*** Dataset records
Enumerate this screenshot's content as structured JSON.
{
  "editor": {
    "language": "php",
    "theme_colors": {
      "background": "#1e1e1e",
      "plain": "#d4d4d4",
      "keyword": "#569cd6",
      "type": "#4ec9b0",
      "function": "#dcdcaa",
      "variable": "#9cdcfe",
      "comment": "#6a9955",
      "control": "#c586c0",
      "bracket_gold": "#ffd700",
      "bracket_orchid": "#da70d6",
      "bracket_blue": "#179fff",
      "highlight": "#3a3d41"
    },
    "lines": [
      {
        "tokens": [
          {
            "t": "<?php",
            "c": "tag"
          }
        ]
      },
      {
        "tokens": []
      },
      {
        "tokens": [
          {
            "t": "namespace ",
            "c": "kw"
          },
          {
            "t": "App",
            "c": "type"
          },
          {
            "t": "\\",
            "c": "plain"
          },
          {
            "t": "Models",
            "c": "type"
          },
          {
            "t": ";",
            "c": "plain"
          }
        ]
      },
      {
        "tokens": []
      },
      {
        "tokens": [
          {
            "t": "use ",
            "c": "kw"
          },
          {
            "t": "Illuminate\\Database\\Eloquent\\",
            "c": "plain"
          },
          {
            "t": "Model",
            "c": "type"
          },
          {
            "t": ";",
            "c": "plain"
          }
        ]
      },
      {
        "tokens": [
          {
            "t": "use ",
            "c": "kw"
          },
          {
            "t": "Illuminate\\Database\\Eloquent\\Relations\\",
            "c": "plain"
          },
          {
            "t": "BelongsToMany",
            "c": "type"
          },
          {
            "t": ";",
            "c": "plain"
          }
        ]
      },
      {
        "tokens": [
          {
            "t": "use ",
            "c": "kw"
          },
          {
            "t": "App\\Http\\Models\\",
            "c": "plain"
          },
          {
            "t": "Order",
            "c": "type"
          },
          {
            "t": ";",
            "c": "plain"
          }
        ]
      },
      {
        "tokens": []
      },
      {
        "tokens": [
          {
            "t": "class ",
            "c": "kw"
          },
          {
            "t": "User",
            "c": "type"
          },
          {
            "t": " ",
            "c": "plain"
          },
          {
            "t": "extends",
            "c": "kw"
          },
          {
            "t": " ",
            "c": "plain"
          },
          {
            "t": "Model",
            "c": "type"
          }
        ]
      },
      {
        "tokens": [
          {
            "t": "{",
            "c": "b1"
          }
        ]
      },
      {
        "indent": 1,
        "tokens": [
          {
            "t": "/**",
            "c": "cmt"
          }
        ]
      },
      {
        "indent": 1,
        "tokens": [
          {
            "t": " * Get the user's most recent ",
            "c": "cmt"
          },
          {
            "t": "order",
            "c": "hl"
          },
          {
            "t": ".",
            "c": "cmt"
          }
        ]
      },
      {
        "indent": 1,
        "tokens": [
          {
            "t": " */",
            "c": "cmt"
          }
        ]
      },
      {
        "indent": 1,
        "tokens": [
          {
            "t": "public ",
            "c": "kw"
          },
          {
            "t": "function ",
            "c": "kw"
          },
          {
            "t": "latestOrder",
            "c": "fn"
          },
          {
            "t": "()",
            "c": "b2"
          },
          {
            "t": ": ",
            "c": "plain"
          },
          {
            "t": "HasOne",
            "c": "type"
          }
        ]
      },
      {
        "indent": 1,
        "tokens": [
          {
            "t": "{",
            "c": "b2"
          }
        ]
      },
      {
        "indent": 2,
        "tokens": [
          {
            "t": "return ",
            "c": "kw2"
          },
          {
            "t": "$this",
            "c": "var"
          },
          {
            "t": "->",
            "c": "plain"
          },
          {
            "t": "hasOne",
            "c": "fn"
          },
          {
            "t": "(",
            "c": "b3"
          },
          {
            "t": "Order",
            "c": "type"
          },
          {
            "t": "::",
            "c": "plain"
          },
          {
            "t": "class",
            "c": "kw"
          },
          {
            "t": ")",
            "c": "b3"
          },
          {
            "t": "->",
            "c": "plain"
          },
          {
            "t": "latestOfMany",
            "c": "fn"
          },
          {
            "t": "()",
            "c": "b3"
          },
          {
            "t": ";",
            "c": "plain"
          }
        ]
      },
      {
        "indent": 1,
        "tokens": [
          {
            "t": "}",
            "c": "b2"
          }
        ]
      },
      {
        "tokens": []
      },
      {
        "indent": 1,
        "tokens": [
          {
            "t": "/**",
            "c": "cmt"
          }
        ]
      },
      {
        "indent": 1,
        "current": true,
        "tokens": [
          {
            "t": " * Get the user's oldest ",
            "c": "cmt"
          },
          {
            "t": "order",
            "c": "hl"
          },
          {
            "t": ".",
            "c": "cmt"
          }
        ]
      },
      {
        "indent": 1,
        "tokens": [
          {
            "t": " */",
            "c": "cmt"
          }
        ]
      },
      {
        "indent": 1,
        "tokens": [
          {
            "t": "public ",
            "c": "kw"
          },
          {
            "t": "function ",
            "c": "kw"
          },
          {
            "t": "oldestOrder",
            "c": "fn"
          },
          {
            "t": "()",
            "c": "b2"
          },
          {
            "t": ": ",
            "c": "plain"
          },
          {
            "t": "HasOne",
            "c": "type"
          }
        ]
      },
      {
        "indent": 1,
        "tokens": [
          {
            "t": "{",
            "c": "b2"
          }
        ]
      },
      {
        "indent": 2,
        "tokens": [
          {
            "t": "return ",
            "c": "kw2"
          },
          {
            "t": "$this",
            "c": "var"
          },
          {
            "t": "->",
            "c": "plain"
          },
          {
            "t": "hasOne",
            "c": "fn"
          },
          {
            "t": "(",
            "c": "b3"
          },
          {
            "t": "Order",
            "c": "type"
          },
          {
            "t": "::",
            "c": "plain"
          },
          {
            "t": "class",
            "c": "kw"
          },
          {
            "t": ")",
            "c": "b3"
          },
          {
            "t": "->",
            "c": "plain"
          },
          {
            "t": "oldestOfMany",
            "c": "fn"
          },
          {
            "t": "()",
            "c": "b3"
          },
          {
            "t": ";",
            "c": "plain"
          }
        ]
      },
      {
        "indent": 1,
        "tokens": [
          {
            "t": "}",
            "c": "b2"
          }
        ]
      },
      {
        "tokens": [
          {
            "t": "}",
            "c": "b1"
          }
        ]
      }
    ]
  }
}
******
=== Task instructions ===
Reproduce each line verbatim.

=== Full response ===
Enumerate this screenshot's content as structured JSON.
{
  "editor": {
    "language": "php",
    "theme_colors": {
      "background": "#1e1e1e",
      "plain": "#d4d4d4",
      "keyword": "#569cd6",
      "type": "#4ec9b0",
      "function": "#dcdcaa",
      "variable": "#9cdcfe",
      "comment": "#6a9955",
      "control": "#c586c0",
      "bracket_gold": "#ffd700",
      "bracket_orchid": "#da70d6",
      "bracket_blue": "#179fff",
      "highlight": "#3a3d41"
    },
    "lines": [
      {
        "tokens": [
          {
            "t": "<?php",
            "c": "tag"
          }
        ]
      },
      {
        "tokens": []
      },
      {
        "tokens": [
          {
            "t": "namespace ",
            "c": "kw"
          },
          {
            "t": "App",
            "c": "type"
          },
          {
            "t": "\\",
            "c": "plain"
          },
          {
            "t": "Models",
            "c": "type"
          },
          {
            "t": ";",
            "c": "plain"
          }
        ]
      },
      {
        "tokens": []
      },
      {
        "tokens": [
          {
            "t": "use ",
            "c": "kw"
          },
          {
            "t": "Illuminate\\Database\\Eloquent\\",
            "c": "plain"
          },
          {
            "t": "Model",
            "c": "type"
          },
          {
            "t": ";",
            "c": "plain"
          }
        ]
      },
      {
        "tokens": [
          {
            "t": "use ",
            "c": "kw"
          },
          {
            "t": "Illuminate\\Database\\Eloquent\\Relations\\",
            "c": "plain"
          },
          {
            "t": "BelongsToMany",
            "c": "type"
          },
          {
            "t": ";",
            "c": "plain"
          }
        ]
      },
      {
        "tokens": [
          {
            "t": "use ",
            "c": "kw"
          },
          {
            "t": "App\\Http\\Models\\",
            "c": "plain"
          },
          {
            "t": "Order",
            "c": "type"
          },
          {
            "t": ";",
            "c": "plain"
          }
        ]
      },
      {
        "tokens": []
      },
      {
        "tokens": [
          {
            "t": "class ",
            "c": "kw"
          },
          {
            "t": "User",
            "c": "type"
          },
          {
            "t": " ",
            "c": "plain"
          },
          {
            "t": "extends",
            "c": "kw"
          },
          {
            "t": " ",
            "c": "plain"
          },
          {
            "t": "Model",
            "c": "type"
          }
        ]
      },
      {
        "tokens": [
          {
            "t": "{",
            "c": "b1"
          }
        ]
      },
      {
        "indent": 1,
        "tokens": [
          {
            "t": "/**",
            "c": "cmt"
          }
        ]
      },
      {
        "indent": 1,
        "tokens": [
          {
            "t": " * Get the user's most recent ",
            "c": "cmt"
          },
          {
            "t": "order",
            "c": "hl"
          },
          {
            "t": ".",
            "c": "cmt"
          }
        ]
      },
      {
        "indent": 1,
        "tokens": [
          {
            "t": " */",
            "c": "cmt"
          }
        ]
      },
      {
        "indent": 1,
        "tokens": [
          {
            "t": "public ",
            "c": "kw"
          },
          {
            "t": "function ",
            "c": "kw"
          },
          {
            "t": "latestOrder",
            "c": "fn"
          },
          {
            "t": "()",
            "c": "b2"
          },
          {
            "t": ": ",
            "c": "plain"
          },
          {
            "t": "HasOne",
            "c": "type"
          }
        ]
      },
      {
        "indent": 1,
        "tokens": [
          {
            "t": "{",
            "c": "b2"
          }
        ]
      },
      {
        "indent": 2,
        "tokens": [
          {
            "t": "return ",
            "c": "kw2"
          },
          {
            "t": "$this",
            "c": "var"
          },
          {
            "t": "->",
            "c": "plain"
          },
          {
            "t": "hasOne",
            "c": "fn"
          },
          {
            "t": "(",
            "c": "b3"
          },
          {
            "t": "Order",
            "c": "type"
          },
          {
            "t": "::",
            "c": "plain"
          },
          {
            "t": "class",
            "c": "kw"
          },
          {
            "t": ")",
            "c": "b3"
          },
          {
            "t": "->",
            "c": "plain"
          },
          {
            "t": "latestOfMany",
            "c": "fn"
          },
          {
            "t": "()",
            "c": "b3"
          },
          {
            "t": ";",
            "c": "plain"
          }
        ]
      },
      {
        "indent": 1,
        "tokens": [
          {
            "t": "}",
            "c": "b2"
          }
        ]
      },
      {
        "tokens": []
      },
      {
        "indent": 1,
        "tokens": [
          {
            "t": "/**",
            "c": "cmt"
          }
        ]
      },
      {
        "indent": 1,
        "current": true,
        "tokens": [
          {
            "t": " * Get the user's oldest ",
            "c": "cmt"
          },
          {
            "t": "order",
            "c": "hl"
          },
          {
            "t": ".",
            "c": "cmt"
          }
        ]
      },
      {
        "indent": 1,
        "tokens": [
          {
            "t": " */",
            "c": "cmt"
          }
        ]
      },
      {
        "indent": 1,
        "tokens": [
          {
            "t": "public ",
            "c": "kw"
          },
          {
            "t": "function ",
            "c": "kw"
          },
          {
            "t": "oldestOrder",
            "c": "fn"
          },
          {
            "t": "()",
            "c": "b2"
          },
          {
            "t": ": ",
            "c": "plain"
          },
          {
            "t": "HasOne",
            "c": "type"
          }
        ]
      },
      {
        "indent": 1,
        "tokens": [
          {
            "t": "{",
            "c": "b2"
          }
        ]
      },
      {
        "indent": 2,
        "tokens": [
          {
            "t": "return ",
            "c": "kw2"
          },
          {
            "t": "$this",
            "c": "var"
          },
          {
            "t": "->",
            "c": "plain"
          },
          {
            "t": "hasOne",
            "c": "fn"
          },
          {
            "t": "(",
            "c": "b3"
          },
          {
            "t": "Order",
            "c": "type"
          },
          {
            "t": "::",
            "c": "plain"
          },
          {
            "t": "class",
            "c": "kw"
          },
          {
            "t": ")",
            "c": "b3"
          },
          {
            "t": "->",
            "c": "plain"
          },
          {
            "t": "oldestOfMany",
            "c": "fn"
          },
          {
            "t": "()",
            "c": "b3"
          },
          {
            "t": ";",
            "c": "plain"
          }
        ]
      },
      {
        "indent": 1,
        "tokens": [
          {
            "t": "}",
            "c": "b2"
          }
        ]
      },
      {
        "tokens": [
          {
            "t": "}",
            "c": "b1"
          }
        ]
      }
    ]
  }
}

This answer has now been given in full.